# Dataset rows about figures:
--*--
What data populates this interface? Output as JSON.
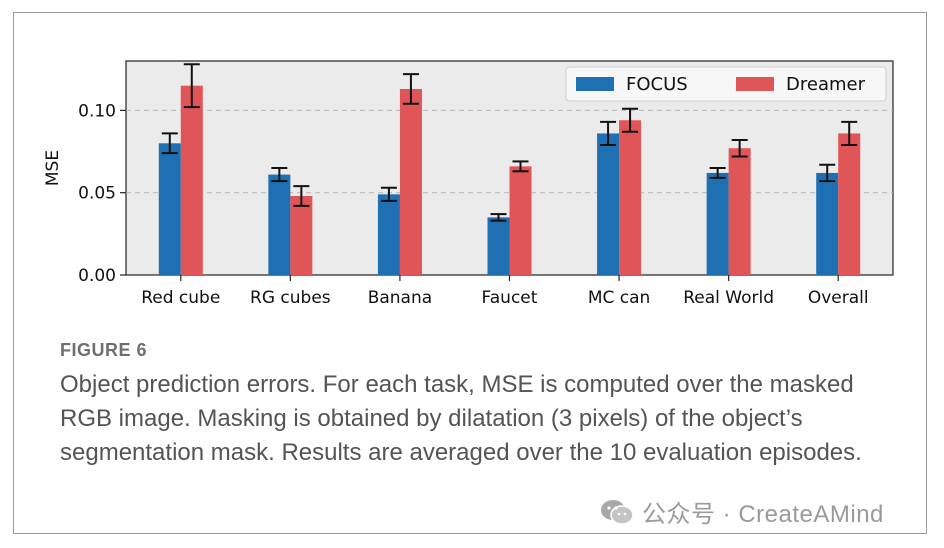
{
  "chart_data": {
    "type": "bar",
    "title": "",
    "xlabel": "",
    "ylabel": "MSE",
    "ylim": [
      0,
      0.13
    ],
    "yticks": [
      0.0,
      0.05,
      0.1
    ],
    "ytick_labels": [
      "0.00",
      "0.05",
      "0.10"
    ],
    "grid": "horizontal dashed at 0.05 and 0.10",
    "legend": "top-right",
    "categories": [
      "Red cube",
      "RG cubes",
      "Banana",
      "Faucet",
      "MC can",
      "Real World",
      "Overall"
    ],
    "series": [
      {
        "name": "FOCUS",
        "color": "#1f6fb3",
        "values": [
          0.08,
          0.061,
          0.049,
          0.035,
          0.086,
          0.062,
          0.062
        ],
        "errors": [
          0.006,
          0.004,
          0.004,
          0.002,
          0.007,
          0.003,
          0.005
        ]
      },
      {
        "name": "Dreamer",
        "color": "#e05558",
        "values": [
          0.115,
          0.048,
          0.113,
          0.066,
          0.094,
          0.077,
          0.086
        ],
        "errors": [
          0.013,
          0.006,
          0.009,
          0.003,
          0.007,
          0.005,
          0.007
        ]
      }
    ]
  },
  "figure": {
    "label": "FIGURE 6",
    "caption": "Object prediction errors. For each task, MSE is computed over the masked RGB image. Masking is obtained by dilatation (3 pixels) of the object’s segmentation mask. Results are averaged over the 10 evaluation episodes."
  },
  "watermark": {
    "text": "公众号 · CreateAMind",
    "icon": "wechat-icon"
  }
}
--*--
# Goal:
Print every entry above again without changing a word, and omit the pictures.

# Reply:
What data populates this interface? Output as JSON.
{
  "chart_data": {
    "type": "bar",
    "title": "",
    "xlabel": "",
    "ylabel": "MSE",
    "ylim": [
      0,
      0.13
    ],
    "yticks": [
      0.0,
      0.05,
      0.1
    ],
    "ytick_labels": [
      "0.00",
      "0.05",
      "0.10"
    ],
    "grid": "horizontal dashed at 0.05 and 0.10",
    "legend": "top-right",
    "categories": [
      "Red cube",
      "RG cubes",
      "Banana",
      "Faucet",
      "MC can",
      "Real World",
      "Overall"
    ],
    "series": [
      {
        "name": "FOCUS",
        "color": "#1f6fb3",
        "values": [
          0.08,
          0.061,
          0.049,
          0.035,
          0.086,
          0.062,
          0.062
        ],
        "errors": [
          0.006,
          0.004,
          0.004,
          0.002,
          0.007,
          0.003,
          0.005
        ]
      },
      {
        "name": "Dreamer",
        "color": "#e05558",
        "values": [
          0.115,
          0.048,
          0.113,
          0.066,
          0.094,
          0.077,
          0.086
        ],
        "errors": [
          0.013,
          0.006,
          0.009,
          0.003,
          0.007,
          0.005,
          0.007
        ]
      }
    ]
  },
  "figure": {
    "label": "FIGURE 6",
    "caption": "Object prediction errors. For each task, MSE is computed over the masked RGB image. Masking is obtained by dilatation (3 pixels) of the object’s segmentation mask. Results are averaged over the 10 evaluation episodes."
  },
  "watermark": {
    "text": "公众号 · CreateAMind",
    "icon": "wechat-icon"
  }
}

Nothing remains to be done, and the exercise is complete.